##### READING PASSAGE
The plan is a union/emplyer taft hartley pension plan. Normal retirement age is age 65. The plan is silent on delayed retirement.

Question: If a participant delays receiving benefits past age 65, must the plan actuarially adjust the participants benefit to reflect the delay?

Question: If yes, what mortality table and interest rate would be applicable?

Any help is appreciated.

Posted

KJohnson

Thank you for the reply and links. I have reviewed them and see this is not a crystal clear area. I have also reviewed the plan document.

Again, this is a typical union taft hartley plan. The plan doc does address suspension of benefits, but only for the purpose of suspending benefits to a retiree who engages in covered employment. There is no reference to what happens if you continue working other than you continue to receive contributions/accruals.

I am not aware of any notice ever being provided to an active participant at age 65. The only notice I have seen re: suspension was for working in covered employment.

From reading the posts in the links provided, am I correct in that the plan is required to provide a notice to a participant if their benefits will be suspended at age 65 (NRA)?

Posted

It is not required, but it is advisable. Sending the suspension of benefits notice means that you do not have to give the actuarial increase. I have worked with several multis who referred to this as the "birthday letter" when a participant turns age 65 and is still getting credited service under the plan. I haven't looked at this for a while, but even if you don't send the notice I think you can offset your actuarial increase by post-age 65 service. It would seem that this would be o.k. if our plan document is really silent on any actuarial increase. This is a bit dated, but it is a good link:

http://benefitslink.com/ppib/industrynews/...orrection.shtml

Posted

Assuming the notice was not provided and the plan is obligated to do the calculation...
##########
##### DATA SECTION
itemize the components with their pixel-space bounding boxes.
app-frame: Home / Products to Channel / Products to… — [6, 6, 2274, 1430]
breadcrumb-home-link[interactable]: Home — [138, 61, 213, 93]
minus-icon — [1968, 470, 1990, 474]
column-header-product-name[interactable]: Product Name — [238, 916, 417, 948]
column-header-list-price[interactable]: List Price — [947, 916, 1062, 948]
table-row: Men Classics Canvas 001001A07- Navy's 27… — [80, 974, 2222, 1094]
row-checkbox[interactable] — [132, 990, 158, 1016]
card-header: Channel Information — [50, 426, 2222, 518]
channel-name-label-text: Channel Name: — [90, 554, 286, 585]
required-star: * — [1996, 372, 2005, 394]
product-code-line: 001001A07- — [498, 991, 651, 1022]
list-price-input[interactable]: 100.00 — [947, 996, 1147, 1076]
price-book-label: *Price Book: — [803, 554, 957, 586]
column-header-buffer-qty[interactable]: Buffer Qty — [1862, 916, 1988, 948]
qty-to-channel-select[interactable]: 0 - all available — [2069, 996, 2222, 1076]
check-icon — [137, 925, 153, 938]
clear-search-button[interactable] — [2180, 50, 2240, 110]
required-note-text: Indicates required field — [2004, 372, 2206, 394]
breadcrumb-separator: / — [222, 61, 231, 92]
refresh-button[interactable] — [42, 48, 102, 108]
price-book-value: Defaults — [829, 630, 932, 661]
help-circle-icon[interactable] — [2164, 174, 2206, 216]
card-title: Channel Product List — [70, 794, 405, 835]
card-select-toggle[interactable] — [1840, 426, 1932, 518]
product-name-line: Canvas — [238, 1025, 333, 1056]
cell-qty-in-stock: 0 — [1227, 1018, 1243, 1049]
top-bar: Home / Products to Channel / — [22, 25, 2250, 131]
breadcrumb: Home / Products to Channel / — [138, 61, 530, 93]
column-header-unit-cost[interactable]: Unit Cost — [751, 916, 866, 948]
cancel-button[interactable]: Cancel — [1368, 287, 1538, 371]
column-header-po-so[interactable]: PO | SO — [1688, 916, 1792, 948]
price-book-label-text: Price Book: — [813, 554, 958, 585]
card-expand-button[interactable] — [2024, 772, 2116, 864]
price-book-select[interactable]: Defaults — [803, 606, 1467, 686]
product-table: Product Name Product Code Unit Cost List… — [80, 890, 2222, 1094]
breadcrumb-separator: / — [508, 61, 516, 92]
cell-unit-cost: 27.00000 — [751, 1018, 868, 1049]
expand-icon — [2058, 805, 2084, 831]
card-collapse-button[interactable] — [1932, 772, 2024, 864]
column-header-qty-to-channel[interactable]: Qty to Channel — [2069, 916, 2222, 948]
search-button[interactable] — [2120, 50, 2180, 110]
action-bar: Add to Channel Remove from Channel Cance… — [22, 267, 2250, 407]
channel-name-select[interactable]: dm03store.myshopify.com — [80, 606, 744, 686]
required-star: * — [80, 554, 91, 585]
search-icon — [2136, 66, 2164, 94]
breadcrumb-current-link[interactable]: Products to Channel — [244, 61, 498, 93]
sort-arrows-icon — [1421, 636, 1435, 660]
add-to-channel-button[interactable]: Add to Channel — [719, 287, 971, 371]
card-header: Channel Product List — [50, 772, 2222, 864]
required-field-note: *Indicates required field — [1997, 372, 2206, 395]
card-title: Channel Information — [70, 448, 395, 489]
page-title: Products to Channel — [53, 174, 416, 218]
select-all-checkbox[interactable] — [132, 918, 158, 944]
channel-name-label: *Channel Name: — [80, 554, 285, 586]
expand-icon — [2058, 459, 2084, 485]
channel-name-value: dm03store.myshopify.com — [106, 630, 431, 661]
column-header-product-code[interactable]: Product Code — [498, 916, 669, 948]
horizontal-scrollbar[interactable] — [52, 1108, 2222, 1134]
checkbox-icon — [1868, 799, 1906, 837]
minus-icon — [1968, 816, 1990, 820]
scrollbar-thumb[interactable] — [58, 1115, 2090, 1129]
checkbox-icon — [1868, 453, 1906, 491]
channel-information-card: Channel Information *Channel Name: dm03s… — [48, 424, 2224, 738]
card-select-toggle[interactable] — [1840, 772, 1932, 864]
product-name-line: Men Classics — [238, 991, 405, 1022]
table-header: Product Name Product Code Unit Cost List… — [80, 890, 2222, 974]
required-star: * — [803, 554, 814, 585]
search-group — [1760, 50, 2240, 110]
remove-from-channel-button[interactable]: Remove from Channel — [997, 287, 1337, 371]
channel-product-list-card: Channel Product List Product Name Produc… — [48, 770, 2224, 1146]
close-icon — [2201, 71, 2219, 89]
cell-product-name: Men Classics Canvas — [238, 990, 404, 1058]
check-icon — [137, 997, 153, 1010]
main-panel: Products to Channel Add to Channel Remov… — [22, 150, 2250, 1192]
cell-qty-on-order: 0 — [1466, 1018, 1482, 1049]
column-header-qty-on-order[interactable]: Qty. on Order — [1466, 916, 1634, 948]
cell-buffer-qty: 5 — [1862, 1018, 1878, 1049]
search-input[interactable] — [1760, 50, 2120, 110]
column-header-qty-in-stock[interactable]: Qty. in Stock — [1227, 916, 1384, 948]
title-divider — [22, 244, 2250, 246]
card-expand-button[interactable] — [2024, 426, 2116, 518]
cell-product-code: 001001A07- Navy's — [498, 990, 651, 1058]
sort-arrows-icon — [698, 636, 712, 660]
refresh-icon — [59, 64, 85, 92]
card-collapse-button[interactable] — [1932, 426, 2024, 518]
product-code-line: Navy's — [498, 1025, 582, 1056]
##########
=== WHAT TO DO ===
- 1) In the pension plan discussion, what did several multis call the suspension of benefits notice sent when a participant turns 65?
- 2) Repeat the pension plan discussion from "Again, this is" to "working in covered employment.".
The rows have no connection to the pension plan discussion.

=== SOLUTIONS PER TASK ===
- 1) They called it the "birthday letter."

- 2)
Again, this is a typical union taft hartley plan. The plan doc does address suspension of benefits, but only for the purpose of suspending benefits to a retiree who engages in covered employment. There is no reference to what happens if you continue working other than you continue to receive contributions/accruals.

I am not aware of any notice ever being provided to an active participant at age 65. The only notice I have seen re: suspension was for working in covered employment.